Written instruction:
Can you copy every line of the material below character for character, leaving out the pictures?

Stored data:
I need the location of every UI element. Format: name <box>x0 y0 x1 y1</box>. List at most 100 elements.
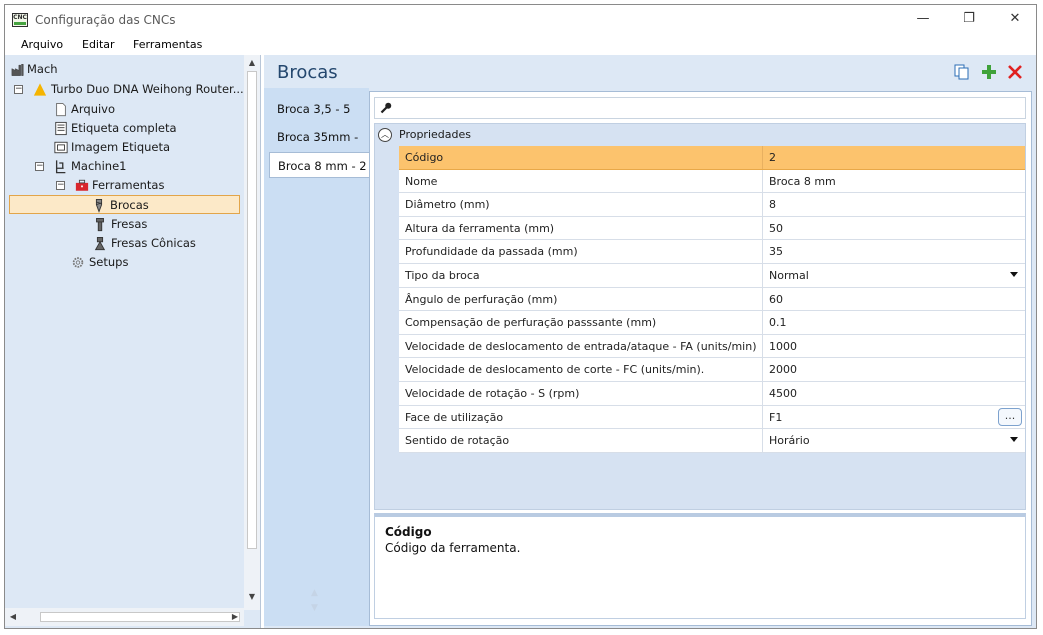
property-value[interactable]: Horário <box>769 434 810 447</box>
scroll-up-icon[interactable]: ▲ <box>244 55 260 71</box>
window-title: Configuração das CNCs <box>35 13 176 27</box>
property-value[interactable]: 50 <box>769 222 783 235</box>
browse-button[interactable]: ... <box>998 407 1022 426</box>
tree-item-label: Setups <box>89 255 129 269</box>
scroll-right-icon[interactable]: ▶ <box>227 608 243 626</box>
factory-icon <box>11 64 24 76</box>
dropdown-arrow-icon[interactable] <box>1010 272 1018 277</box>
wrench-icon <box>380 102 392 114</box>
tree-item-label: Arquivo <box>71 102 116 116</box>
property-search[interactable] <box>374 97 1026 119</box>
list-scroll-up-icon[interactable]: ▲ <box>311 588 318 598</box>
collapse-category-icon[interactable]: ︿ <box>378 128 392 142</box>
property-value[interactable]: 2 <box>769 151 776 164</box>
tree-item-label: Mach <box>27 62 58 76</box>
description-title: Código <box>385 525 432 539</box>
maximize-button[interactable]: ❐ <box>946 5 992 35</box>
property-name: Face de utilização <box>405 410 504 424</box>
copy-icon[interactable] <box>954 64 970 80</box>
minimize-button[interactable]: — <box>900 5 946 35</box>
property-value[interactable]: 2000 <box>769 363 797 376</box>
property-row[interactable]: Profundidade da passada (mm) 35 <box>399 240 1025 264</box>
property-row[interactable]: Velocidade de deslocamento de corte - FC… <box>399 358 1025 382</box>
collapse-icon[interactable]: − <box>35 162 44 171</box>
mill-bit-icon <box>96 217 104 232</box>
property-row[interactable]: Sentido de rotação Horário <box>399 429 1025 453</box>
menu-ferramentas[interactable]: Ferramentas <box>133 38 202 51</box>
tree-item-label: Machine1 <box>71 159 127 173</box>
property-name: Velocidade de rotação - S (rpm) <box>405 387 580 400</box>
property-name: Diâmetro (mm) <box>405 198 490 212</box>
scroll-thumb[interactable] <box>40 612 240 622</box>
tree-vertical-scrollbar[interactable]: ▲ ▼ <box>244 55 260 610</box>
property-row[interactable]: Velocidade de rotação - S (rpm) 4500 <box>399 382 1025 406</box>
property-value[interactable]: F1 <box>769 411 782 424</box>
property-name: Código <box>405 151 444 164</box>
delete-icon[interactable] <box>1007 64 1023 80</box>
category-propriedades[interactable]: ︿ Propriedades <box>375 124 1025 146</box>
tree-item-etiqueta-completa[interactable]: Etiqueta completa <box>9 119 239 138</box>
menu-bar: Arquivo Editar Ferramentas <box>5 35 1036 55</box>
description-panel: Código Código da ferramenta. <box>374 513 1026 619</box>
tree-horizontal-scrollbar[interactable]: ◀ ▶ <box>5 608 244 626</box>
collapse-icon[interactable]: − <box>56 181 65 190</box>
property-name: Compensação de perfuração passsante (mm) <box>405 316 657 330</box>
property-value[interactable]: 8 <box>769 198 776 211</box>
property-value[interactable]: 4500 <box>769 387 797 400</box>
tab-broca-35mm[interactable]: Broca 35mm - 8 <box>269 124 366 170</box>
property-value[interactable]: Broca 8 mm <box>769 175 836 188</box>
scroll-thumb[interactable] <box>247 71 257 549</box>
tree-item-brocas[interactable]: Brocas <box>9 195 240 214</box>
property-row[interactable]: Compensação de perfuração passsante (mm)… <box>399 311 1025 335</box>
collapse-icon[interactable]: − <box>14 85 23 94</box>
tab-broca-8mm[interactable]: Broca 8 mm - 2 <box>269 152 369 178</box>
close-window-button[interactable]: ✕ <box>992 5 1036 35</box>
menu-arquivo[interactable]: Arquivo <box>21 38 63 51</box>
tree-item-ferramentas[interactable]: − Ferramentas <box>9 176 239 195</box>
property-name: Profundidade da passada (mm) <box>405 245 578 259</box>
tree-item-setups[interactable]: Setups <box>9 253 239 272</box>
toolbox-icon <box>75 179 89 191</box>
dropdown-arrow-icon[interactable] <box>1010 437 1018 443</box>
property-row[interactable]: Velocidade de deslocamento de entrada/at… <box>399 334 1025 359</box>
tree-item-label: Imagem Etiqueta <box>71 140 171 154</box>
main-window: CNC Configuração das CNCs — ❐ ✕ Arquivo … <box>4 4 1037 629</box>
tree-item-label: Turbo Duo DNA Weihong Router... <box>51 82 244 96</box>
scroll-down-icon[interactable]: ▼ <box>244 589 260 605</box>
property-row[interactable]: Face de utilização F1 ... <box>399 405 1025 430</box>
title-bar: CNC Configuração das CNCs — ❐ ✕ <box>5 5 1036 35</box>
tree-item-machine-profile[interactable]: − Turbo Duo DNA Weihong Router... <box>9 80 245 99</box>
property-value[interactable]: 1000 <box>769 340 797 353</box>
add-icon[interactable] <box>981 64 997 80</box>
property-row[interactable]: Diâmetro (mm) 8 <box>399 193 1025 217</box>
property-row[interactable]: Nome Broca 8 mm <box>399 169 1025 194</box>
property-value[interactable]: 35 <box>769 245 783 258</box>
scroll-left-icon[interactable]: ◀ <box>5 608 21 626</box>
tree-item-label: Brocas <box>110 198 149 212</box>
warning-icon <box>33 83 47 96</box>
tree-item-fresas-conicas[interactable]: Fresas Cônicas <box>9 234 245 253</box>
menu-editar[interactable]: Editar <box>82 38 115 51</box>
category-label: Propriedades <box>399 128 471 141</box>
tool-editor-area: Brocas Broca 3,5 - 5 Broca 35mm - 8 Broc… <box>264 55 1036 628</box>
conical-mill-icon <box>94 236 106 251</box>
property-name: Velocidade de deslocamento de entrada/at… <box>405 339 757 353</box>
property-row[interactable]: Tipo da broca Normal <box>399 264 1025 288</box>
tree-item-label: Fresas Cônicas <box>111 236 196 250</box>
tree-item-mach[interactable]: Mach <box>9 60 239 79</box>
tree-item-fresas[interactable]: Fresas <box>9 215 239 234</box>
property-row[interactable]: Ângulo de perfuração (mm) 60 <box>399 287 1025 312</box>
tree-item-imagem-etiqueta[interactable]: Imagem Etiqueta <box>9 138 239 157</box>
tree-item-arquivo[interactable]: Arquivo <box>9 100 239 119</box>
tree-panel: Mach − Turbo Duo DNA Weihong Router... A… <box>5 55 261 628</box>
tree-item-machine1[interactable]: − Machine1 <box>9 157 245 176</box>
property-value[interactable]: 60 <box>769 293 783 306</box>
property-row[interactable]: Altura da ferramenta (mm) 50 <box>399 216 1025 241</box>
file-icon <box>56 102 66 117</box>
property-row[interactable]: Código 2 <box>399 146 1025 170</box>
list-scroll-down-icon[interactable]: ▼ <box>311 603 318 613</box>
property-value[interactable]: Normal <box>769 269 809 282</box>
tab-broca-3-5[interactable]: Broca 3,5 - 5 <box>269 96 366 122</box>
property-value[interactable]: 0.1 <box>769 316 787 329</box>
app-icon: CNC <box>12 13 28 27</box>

Output below:
I need the location of every UI element. Format: name <box>x0 y0 x1 y1</box>. List at most 100 elements.
property-value[interactable]: Horário <box>769 434 810 447</box>
scroll-up-icon[interactable]: ▲ <box>244 55 260 71</box>
window-title: Configuração das CNCs <box>35 13 176 27</box>
property-value[interactable]: 50 <box>769 222 783 235</box>
browse-button[interactable]: ... <box>998 407 1022 426</box>
tree-item-label: Setups <box>89 255 129 269</box>
scroll-right-icon[interactable]: ▶ <box>227 608 243 626</box>
factory-icon <box>11 64 24 76</box>
dropdown-arrow-icon[interactable] <box>1010 272 1018 277</box>
wrench-icon <box>380 102 392 114</box>
tree-item-label: Arquivo <box>71 102 116 116</box>
property-search[interactable] <box>374 97 1026 119</box>
list-scroll-up-icon[interactable]: ▲ <box>311 588 318 598</box>
collapse-category-icon[interactable]: ︿ <box>378 128 392 142</box>
property-value[interactable]: 2 <box>769 151 776 164</box>
tree-item-label: Mach <box>27 62 58 76</box>
description-title: Código <box>385 525 432 539</box>
maximize-button[interactable]: ❐ <box>946 5 992 35</box>
property-name: Face de utilização <box>405 410 504 424</box>
copy-icon[interactable] <box>954 64 970 80</box>
minimize-button[interactable]: — <box>900 5 946 35</box>
property-value[interactable]: 2000 <box>769 363 797 376</box>
property-row[interactable]: Profundidade da passada (mm) 35 <box>399 240 1025 264</box>
property-row[interactable]: Velocidade de deslocamento de corte - FC… <box>399 358 1025 382</box>
collapse-icon[interactable]: − <box>35 162 44 171</box>
mill-bit-icon <box>96 217 104 232</box>
property-row[interactable]: Sentido de rotação Horário <box>399 429 1025 453</box>
menu-ferramentas[interactable]: Ferramentas <box>133 38 202 51</box>
tree-item-label: Machine1 <box>71 159 127 173</box>
property-name: Velocidade de rotação - S (rpm) <box>405 387 580 400</box>
property-name: Diâmetro (mm) <box>405 198 490 212</box>
scroll-thumb[interactable] <box>40 612 240 622</box>
tree-vertical-scrollbar[interactable]: ▲ ▼ <box>244 55 260 610</box>
property-row[interactable]: Velocidade de rotação - S (rpm) 4500 <box>399 382 1025 406</box>
property-value[interactable]: F1 <box>769 411 782 424</box>
property-name: Código <box>405 151 444 164</box>
delete-icon[interactable] <box>1007 64 1023 80</box>
category-propriedades[interactable]: ︿ Propriedades <box>375 124 1025 146</box>
tree-item-etiqueta-completa[interactable]: Etiqueta completa <box>9 119 239 138</box>
menu-bar: Arquivo Editar Ferramentas <box>5 35 1036 55</box>
description-panel: Código Código da ferramenta. <box>374 513 1026 619</box>
tree-horizontal-scrollbar[interactable]: ◀ ▶ <box>5 608 244 626</box>
collapse-icon[interactable]: − <box>56 181 65 190</box>
property-name: Compensação de perfuração passsante (mm) <box>405 316 657 330</box>
property-value[interactable]: 8 <box>769 198 776 211</box>
property-value[interactable]: 4500 <box>769 387 797 400</box>
tab-broca-35mm[interactable]: Broca 35mm - 8 <box>269 124 366 170</box>
property-value[interactable]: Broca 8 mm <box>769 175 836 188</box>
scroll-thumb[interactable] <box>247 71 257 549</box>
tree-item-brocas[interactable]: Brocas <box>9 195 240 214</box>
property-row[interactable]: Compensação de perfuração passsante (mm)… <box>399 311 1025 335</box>
collapse-icon[interactable]: − <box>14 85 23 94</box>
tab-broca-8mm[interactable]: Broca 8 mm - 2 <box>269 152 369 178</box>
close-window-button[interactable]: ✕ <box>992 5 1036 35</box>
menu-arquivo[interactable]: Arquivo <box>21 38 63 51</box>
tree-item-ferramentas[interactable]: − Ferramentas <box>9 176 239 195</box>
property-name: Profundidade da passada (mm) <box>405 245 578 259</box>
tree-item-setups[interactable]: Setups <box>9 253 239 272</box>
toolbox-icon <box>75 179 89 191</box>
dropdown-arrow-icon[interactable] <box>1010 437 1018 443</box>
property-row[interactable]: Velocidade de deslocamento de entrada/at… <box>399 334 1025 359</box>
tree-item-label: Imagem Etiqueta <box>71 140 171 154</box>
main-window: CNC Configuração das CNCs — ❐ ✕ Arquivo … <box>4 4 1037 629</box>
tree-item-label: Turbo Duo DNA Weihong Router... <box>51 82 244 96</box>
scroll-down-icon[interactable]: ▼ <box>244 589 260 605</box>
property-row[interactable]: Face de utilização F1 ... <box>399 405 1025 430</box>
title-bar: CNC Configuração das CNCs — ❐ ✕ <box>5 5 1036 35</box>
tree-item-machine-profile[interactable]: − Turbo Duo DNA Weihong Router... <box>9 80 245 99</box>
property-value[interactable]: 1000 <box>769 340 797 353</box>
add-icon[interactable] <box>981 64 997 80</box>
property-row[interactable]: Diâmetro (mm) 8 <box>399 193 1025 217</box>
property-row[interactable]: Nome Broca 8 mm <box>399 169 1025 194</box>
property-value[interactable]: 35 <box>769 245 783 258</box>
scroll-left-icon[interactable]: ◀ <box>5 608 21 626</box>
tree-item-label: Brocas <box>110 198 149 212</box>
warning-icon <box>33 83 47 96</box>
tree-item-fresas-conicas[interactable]: Fresas Cônicas <box>9 234 245 253</box>
menu-editar[interactable]: Editar <box>82 38 115 51</box>
category-label: Propriedades <box>399 128 471 141</box>
tool-editor-area: Brocas Broca 3,5 - 5 Broca 35mm - 8 Broc… <box>264 55 1036 628</box>
conical-mill-icon <box>94 236 106 251</box>
property-name: Velocidade de deslocamento de entrada/at… <box>405 339 757 353</box>
property-row[interactable]: Tipo da broca Normal <box>399 264 1025 288</box>
tree-item-label: Fresas Cônicas <box>111 236 196 250</box>
tree-item-mach[interactable]: Mach <box>9 60 239 79</box>
tree-item-fresas[interactable]: Fresas <box>9 215 239 234</box>
property-row[interactable]: Ângulo de perfuração (mm) 60 <box>399 287 1025 312</box>
tree-item-imagem-etiqueta[interactable]: Imagem Etiqueta <box>9 138 239 157</box>
tree-item-arquivo[interactable]: Arquivo <box>9 100 239 119</box>
tree-panel: Mach − Turbo Duo DNA Weihong Router... A… <box>5 55 261 628</box>
tree-item-machine1[interactable]: − Machine1 <box>9 157 245 176</box>
property-value[interactable]: 60 <box>769 293 783 306</box>
property-row[interactable]: Altura da ferramenta (mm) 50 <box>399 216 1025 241</box>
file-icon <box>56 102 66 117</box>
property-row[interactable]: Código 2 <box>399 146 1025 170</box>
list-scroll-down-icon[interactable]: ▼ <box>311 603 318 613</box>
property-value[interactable]: Normal <box>769 269 809 282</box>
tab-broca-3-5[interactable]: Broca 3,5 - 5 <box>269 96 366 122</box>
property-value[interactable]: 0.1 <box>769 316 787 329</box>
app-icon: CNC <box>12 13 28 27</box>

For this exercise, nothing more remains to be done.